▶ **Task directions**
Check each line of the material below for "name". Report how many have it, with no other words.

▶ **Material supplied**
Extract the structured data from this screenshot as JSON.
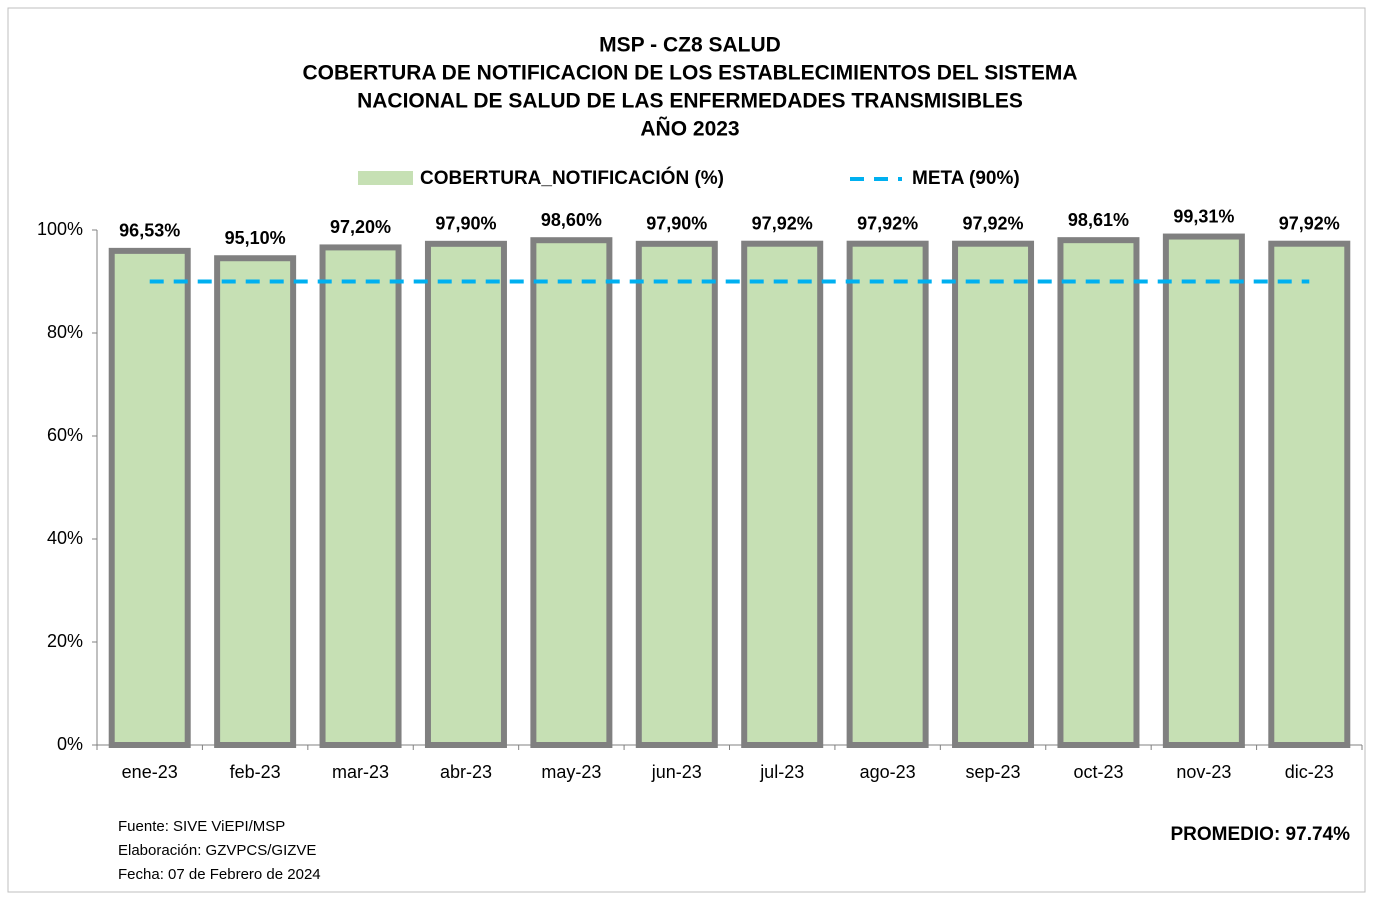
{
  "chart_data": {
    "type": "bar",
    "title": [
      "MSP - CZ8  SALUD",
      "COBERTURA DE NOTIFICACION DE LOS ESTABLECIMIENTOS DEL SISTEMA",
      "NACIONAL DE SALUD DE LAS ENFERMEDADES TRANSMISIBLES",
      "AÑO 2023"
    ],
    "categories": [
      "ene-23",
      "feb-23",
      "mar-23",
      "abr-23",
      "may-23",
      "jun-23",
      "jul-23",
      "ago-23",
      "sep-23",
      "oct-23",
      "nov-23",
      "dic-23"
    ],
    "series": [
      {
        "name": "COBERTURA_NOTIFICACIÓN (%)",
        "color": "#c6e0b4",
        "values": [
          96.53,
          95.1,
          97.2,
          97.9,
          98.6,
          97.9,
          97.92,
          97.92,
          97.92,
          98.61,
          99.31,
          97.92
        ],
        "value_labels": [
          "96,53%",
          "95,10%",
          "97,20%",
          "97,90%",
          "98,60%",
          "97,90%",
          "97,92%",
          "97,92%",
          "97,92%",
          "98,61%",
          "99,31%",
          "97,92%"
        ]
      },
      {
        "name": "META (90%)",
        "color": "#00b0f0",
        "type": "line",
        "values": [
          90,
          90,
          90,
          90,
          90,
          90,
          90,
          90,
          90,
          90,
          90,
          90
        ]
      }
    ],
    "ylim": [
      0,
      100
    ],
    "yticks": [
      {
        "value": 0,
        "label": "0%"
      },
      {
        "value": 20,
        "label": "20%"
      },
      {
        "value": 40,
        "label": "40%"
      },
      {
        "value": 60,
        "label": "60%"
      },
      {
        "value": 80,
        "label": "80%"
      },
      {
        "value": 100,
        "label": "100%"
      }
    ],
    "grid": false,
    "notes": [
      "Fuente: SIVE ViEPI/MSP",
      "Elaboración: GZVPCS/GIZVE",
      "Fecha: 07 de Febrero de 2024"
    ],
    "annotation": "PROMEDIO: 97.74%"
  }
}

▶ **Exercise response**
2